OBJECTIVE
Show every line of the records below that contains the word "JSON".

[start]

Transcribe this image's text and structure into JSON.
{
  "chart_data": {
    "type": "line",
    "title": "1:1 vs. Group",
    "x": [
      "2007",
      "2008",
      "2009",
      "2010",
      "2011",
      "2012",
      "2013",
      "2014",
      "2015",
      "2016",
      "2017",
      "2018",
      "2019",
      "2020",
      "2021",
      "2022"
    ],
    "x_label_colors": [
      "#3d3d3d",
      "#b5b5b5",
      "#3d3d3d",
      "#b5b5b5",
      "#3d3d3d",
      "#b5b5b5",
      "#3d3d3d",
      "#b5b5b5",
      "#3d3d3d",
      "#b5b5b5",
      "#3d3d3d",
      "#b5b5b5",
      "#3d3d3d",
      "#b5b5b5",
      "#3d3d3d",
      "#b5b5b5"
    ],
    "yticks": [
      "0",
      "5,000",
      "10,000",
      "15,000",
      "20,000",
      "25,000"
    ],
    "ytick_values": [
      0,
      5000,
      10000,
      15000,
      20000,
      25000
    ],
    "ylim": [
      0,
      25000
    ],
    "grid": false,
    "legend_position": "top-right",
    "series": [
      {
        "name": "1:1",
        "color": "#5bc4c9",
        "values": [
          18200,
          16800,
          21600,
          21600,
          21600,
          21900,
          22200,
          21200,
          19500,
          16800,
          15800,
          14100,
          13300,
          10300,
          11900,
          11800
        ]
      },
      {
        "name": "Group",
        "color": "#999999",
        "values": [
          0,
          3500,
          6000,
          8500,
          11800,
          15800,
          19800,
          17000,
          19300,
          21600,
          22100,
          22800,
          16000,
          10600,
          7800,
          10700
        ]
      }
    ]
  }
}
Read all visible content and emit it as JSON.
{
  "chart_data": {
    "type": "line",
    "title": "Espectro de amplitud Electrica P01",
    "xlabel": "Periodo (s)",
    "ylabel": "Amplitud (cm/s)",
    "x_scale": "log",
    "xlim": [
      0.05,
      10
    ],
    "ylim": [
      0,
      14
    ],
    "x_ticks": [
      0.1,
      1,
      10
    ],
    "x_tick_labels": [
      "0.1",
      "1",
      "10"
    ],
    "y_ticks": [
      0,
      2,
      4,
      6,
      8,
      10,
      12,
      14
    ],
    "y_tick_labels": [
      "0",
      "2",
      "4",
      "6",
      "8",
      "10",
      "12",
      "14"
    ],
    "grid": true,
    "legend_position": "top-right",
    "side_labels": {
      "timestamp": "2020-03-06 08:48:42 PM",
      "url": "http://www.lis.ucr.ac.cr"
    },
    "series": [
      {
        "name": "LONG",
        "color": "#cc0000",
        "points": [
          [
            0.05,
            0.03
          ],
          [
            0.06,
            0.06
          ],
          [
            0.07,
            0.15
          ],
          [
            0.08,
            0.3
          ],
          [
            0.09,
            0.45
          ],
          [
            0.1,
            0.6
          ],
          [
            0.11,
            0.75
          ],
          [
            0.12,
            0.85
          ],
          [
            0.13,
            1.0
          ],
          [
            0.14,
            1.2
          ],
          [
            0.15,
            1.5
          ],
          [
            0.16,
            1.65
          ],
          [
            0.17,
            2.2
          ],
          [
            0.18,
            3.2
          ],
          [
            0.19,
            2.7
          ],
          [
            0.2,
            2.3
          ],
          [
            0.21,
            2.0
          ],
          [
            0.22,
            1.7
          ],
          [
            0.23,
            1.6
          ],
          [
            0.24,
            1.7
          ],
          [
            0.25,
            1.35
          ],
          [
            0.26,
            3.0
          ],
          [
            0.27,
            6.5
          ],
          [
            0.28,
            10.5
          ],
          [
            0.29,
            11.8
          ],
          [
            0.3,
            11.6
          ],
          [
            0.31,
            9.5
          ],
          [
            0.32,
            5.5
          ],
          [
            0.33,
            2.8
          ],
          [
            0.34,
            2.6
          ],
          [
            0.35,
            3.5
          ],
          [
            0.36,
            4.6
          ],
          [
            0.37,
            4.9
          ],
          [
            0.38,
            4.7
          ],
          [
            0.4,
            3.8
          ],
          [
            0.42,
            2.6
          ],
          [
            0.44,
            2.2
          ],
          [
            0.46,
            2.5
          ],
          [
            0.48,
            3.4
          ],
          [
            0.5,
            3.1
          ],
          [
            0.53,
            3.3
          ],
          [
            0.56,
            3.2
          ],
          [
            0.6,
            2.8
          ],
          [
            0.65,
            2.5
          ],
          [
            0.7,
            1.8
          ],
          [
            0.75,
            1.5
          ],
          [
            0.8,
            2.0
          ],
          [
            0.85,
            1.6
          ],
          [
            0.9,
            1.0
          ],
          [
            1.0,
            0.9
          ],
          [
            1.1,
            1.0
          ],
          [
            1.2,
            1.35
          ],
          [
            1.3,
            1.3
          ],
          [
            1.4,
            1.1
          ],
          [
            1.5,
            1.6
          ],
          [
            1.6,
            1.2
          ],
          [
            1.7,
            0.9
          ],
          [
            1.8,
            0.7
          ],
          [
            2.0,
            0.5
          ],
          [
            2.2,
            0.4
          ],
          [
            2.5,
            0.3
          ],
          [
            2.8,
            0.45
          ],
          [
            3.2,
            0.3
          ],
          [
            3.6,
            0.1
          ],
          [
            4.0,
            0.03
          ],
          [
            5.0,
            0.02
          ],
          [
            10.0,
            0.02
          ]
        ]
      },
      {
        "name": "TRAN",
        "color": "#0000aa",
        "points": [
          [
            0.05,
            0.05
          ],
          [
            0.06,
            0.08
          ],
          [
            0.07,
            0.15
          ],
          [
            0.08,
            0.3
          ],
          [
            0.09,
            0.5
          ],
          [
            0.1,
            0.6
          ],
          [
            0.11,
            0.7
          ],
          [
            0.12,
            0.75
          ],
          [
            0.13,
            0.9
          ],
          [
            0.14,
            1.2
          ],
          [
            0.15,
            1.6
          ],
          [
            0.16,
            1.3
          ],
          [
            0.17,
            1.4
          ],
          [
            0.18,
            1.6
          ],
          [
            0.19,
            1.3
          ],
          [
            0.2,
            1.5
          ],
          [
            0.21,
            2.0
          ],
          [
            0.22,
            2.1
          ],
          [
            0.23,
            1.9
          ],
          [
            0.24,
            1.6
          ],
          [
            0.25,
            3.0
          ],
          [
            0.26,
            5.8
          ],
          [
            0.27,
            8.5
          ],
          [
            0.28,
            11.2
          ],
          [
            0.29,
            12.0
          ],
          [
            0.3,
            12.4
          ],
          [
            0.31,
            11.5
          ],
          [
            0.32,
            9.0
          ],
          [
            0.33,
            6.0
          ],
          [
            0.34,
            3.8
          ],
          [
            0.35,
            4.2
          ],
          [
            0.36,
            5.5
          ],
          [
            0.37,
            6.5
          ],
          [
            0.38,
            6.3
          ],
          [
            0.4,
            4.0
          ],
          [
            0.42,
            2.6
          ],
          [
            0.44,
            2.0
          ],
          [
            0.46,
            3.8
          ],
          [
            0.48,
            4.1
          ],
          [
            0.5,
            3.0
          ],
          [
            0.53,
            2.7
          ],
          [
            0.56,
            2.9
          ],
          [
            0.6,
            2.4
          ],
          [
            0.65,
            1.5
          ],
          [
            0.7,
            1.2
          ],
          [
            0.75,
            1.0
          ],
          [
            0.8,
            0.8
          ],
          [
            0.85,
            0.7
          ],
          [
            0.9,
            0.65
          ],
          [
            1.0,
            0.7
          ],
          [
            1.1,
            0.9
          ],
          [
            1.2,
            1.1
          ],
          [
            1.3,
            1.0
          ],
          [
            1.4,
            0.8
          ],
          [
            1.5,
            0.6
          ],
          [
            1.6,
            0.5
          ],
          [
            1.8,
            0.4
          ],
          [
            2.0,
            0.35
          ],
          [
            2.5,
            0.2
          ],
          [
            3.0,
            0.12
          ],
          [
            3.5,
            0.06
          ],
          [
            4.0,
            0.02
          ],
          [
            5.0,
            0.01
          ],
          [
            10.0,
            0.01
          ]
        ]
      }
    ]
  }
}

[end]

RESULT
Transcribe this image's text and structure into JSON.
Read all visible content and emit it as JSON.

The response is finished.